▶ [EXERCISE REQUIREMENTS] Each record must be reproduced exactly as it is shown.
** Begin SUPPLIED DATA **
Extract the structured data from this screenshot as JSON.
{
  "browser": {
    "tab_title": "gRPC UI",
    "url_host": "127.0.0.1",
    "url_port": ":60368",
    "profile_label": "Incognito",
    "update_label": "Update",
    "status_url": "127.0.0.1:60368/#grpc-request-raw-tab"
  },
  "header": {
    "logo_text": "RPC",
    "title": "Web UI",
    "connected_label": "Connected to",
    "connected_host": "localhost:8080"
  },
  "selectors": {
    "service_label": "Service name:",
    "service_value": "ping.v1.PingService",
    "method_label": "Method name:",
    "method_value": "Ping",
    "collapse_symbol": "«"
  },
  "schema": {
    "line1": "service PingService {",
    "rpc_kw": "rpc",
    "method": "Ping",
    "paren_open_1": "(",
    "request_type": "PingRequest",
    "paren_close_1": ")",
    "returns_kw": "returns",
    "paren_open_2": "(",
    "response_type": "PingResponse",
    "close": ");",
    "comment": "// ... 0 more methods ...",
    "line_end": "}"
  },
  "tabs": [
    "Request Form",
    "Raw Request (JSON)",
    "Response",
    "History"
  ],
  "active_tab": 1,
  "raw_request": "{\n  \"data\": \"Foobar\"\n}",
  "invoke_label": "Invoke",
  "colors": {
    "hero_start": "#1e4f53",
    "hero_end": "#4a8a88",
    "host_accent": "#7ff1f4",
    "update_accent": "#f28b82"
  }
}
** End SUPPLIED DATA **
▶ [ANSWER]
Extract the structured data from this screenshot as JSON.
{
  "browser": {
    "tab_title": "gRPC UI",
    "url_host": "127.0.0.1",
    "url_port": ":60368",
    "profile_label": "Incognito",
    "update_label": "Update",
    "status_url": "127.0.0.1:60368/#grpc-request-raw-tab"
  },
  "header": {
    "logo_text": "RPC",
    "title": "Web UI",
    "connected_label": "Connected to",
    "connected_host": "localhost:8080"
  },
  "selectors": {
    "service_label": "Service name:",
    "service_value": "ping.v1.PingService",
    "method_label": "Method name:",
    "method_value": "Ping",
    "collapse_symbol": "«"
  },
  "schema": {
    "line1": "service PingService {",
    "rpc_kw": "rpc",
    "method": "Ping",
    "paren_open_1": "(",
    "request_type": "PingRequest",
    "paren_close_1": ")",
    "returns_kw": "returns",
    "paren_open_2": "(",
    "response_type": "PingResponse",
    "close": ");",
    "comment": "// ... 0 more methods ...",
    "line_end": "}"
  },
  "tabs": [
    "Request Form",
    "Raw Request (JSON)",
    "Response",
    "History"
  ],
  "active_tab": 1,
  "raw_request": "{\n  \"data\": \"Foobar\"\n}",
  "invoke_label": "Invoke",
  "colors": {
    "hero_start": "#1e4f53",
    "hero_end": "#4a8a88",
    "host_accent": "#7ff1f4",
    "update_accent": "#f28b82"
  }
}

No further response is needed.